(Entries with figure data)
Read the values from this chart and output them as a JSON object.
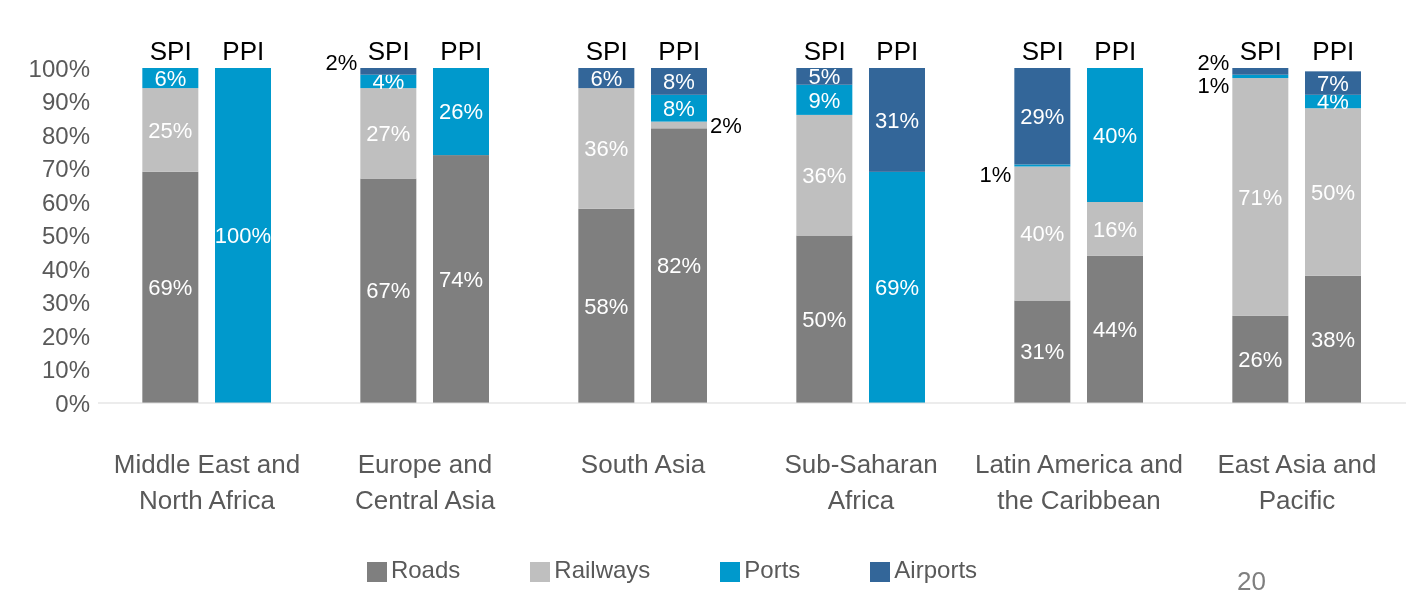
{
  "chart_data": {
    "type": "bar",
    "stacked": true,
    "categories": [
      "SPI",
      "PPI",
      "SPI",
      "PPI",
      "SPI",
      "PPI",
      "SPI",
      "PPI",
      "SPI",
      "PPI",
      "SPI",
      "PPI"
    ],
    "series": [
      {
        "name": "Roads",
        "color": "#7f7f7f",
        "values": [
          69,
          0,
          67,
          74,
          58,
          82,
          50,
          0,
          30.6,
          44,
          26,
          38
        ],
        "value_labels": [
          "69%",
          null,
          "67%",
          "74%",
          "58%",
          "82%",
          "50%",
          null,
          "31%",
          "44%",
          "26%",
          "38%"
        ]
      },
      {
        "name": "Railways",
        "color": "#bfbfbf",
        "values": [
          25,
          0,
          27,
          0,
          36,
          2,
          36,
          0,
          40,
          16,
          71,
          50
        ],
        "value_labels": [
          "25%",
          null,
          "27%",
          null,
          "36%",
          "2%",
          "36%",
          null,
          "40%",
          "16%",
          "71%",
          "50%"
        ]
      },
      {
        "name": "Ports",
        "color": "#0099cc",
        "values": [
          6,
          100,
          4,
          26,
          0,
          8,
          9,
          69,
          0.6,
          40,
          1,
          4
        ],
        "value_labels": [
          "6%",
          "100%",
          "4%",
          "26%",
          null,
          "8%",
          "9%",
          "69%",
          "1%",
          "40%",
          "1%",
          "4%"
        ]
      },
      {
        "name": "Airports",
        "color": "#336699",
        "values": [
          0,
          0,
          2,
          0,
          6,
          8,
          5,
          31,
          28.8,
          0,
          2,
          7
        ],
        "value_labels": [
          null,
          null,
          "2%",
          null,
          "6%",
          "8%",
          "5%",
          "31%",
          "29%",
          null,
          "2%",
          "7%"
        ]
      }
    ],
    "ylim": [
      0,
      100
    ],
    "yticks": [
      {
        "value": 0,
        "label": "0%"
      },
      {
        "value": 10,
        "label": "10%"
      },
      {
        "value": 20,
        "label": "20%"
      },
      {
        "value": 30,
        "label": "30%"
      },
      {
        "value": 40,
        "label": "40%"
      },
      {
        "value": 50,
        "label": "50%"
      },
      {
        "value": 60,
        "label": "60%"
      },
      {
        "value": 70,
        "label": "70%"
      },
      {
        "value": 80,
        "label": "80%"
      },
      {
        "value": 90,
        "label": "90%"
      },
      {
        "value": 100,
        "label": "100%"
      }
    ],
    "grid": false,
    "legend": "bottom",
    "annotations": [
      "Middle East and North Africa",
      "Europe and Central Asia",
      "South Asia",
      "Sub-Saharan Africa",
      "Latin America and the Caribbean",
      "East Asia and Pacific",
      "20"
    ]
  }
}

> _Task requirements_: In the copy, include no pictures; restate the listing above exactly.

> _Reply_:
Read the values from this chart and output them as a JSON object.
{
  "chart_data": {
    "type": "bar",
    "stacked": true,
    "categories": [
      "SPI",
      "PPI",
      "SPI",
      "PPI",
      "SPI",
      "PPI",
      "SPI",
      "PPI",
      "SPI",
      "PPI",
      "SPI",
      "PPI"
    ],
    "series": [
      {
        "name": "Roads",
        "color": "#7f7f7f",
        "values": [
          69,
          0,
          67,
          74,
          58,
          82,
          50,
          0,
          30.6,
          44,
          26,
          38
        ],
        "value_labels": [
          "69%",
          null,
          "67%",
          "74%",
          "58%",
          "82%",
          "50%",
          null,
          "31%",
          "44%",
          "26%",
          "38%"
        ]
      },
      {
        "name": "Railways",
        "color": "#bfbfbf",
        "values": [
          25,
          0,
          27,
          0,
          36,
          2,
          36,
          0,
          40,
          16,
          71,
          50
        ],
        "value_labels": [
          "25%",
          null,
          "27%",
          null,
          "36%",
          "2%",
          "36%",
          null,
          "40%",
          "16%",
          "71%",
          "50%"
        ]
      },
      {
        "name": "Ports",
        "color": "#0099cc",
        "values": [
          6,
          100,
          4,
          26,
          0,
          8,
          9,
          69,
          0.6,
          40,
          1,
          4
        ],
        "value_labels": [
          "6%",
          "100%",
          "4%",
          "26%",
          null,
          "8%",
          "9%",
          "69%",
          "1%",
          "40%",
          "1%",
          "4%"
        ]
      },
      {
        "name": "Airports",
        "color": "#336699",
        "values": [
          0,
          0,
          2,
          0,
          6,
          8,
          5,
          31,
          28.8,
          0,
          2,
          7
        ],
        "value_labels": [
          null,
          null,
          "2%",
          null,
          "6%",
          "8%",
          "5%",
          "31%",
          "29%",
          null,
          "2%",
          "7%"
        ]
      }
    ],
    "ylim": [
      0,
      100
    ],
    "yticks": [
      {
        "value": 0,
        "label": "0%"
      },
      {
        "value": 10,
        "label": "10%"
      },
      {
        "value": 20,
        "label": "20%"
      },
      {
        "value": 30,
        "label": "30%"
      },
      {
        "value": 40,
        "label": "40%"
      },
      {
        "value": 50,
        "label": "50%"
      },
      {
        "value": 60,
        "label": "60%"
      },
      {
        "value": 70,
        "label": "70%"
      },
      {
        "value": 80,
        "label": "80%"
      },
      {
        "value": 90,
        "label": "90%"
      },
      {
        "value": 100,
        "label": "100%"
      }
    ],
    "grid": false,
    "legend": "bottom",
    "annotations": [
      "Middle East and North Africa",
      "Europe and Central Asia",
      "South Asia",
      "Sub-Saharan Africa",
      "Latin America and the Caribbean",
      "East Asia and Pacific",
      "20"
    ]
  }
}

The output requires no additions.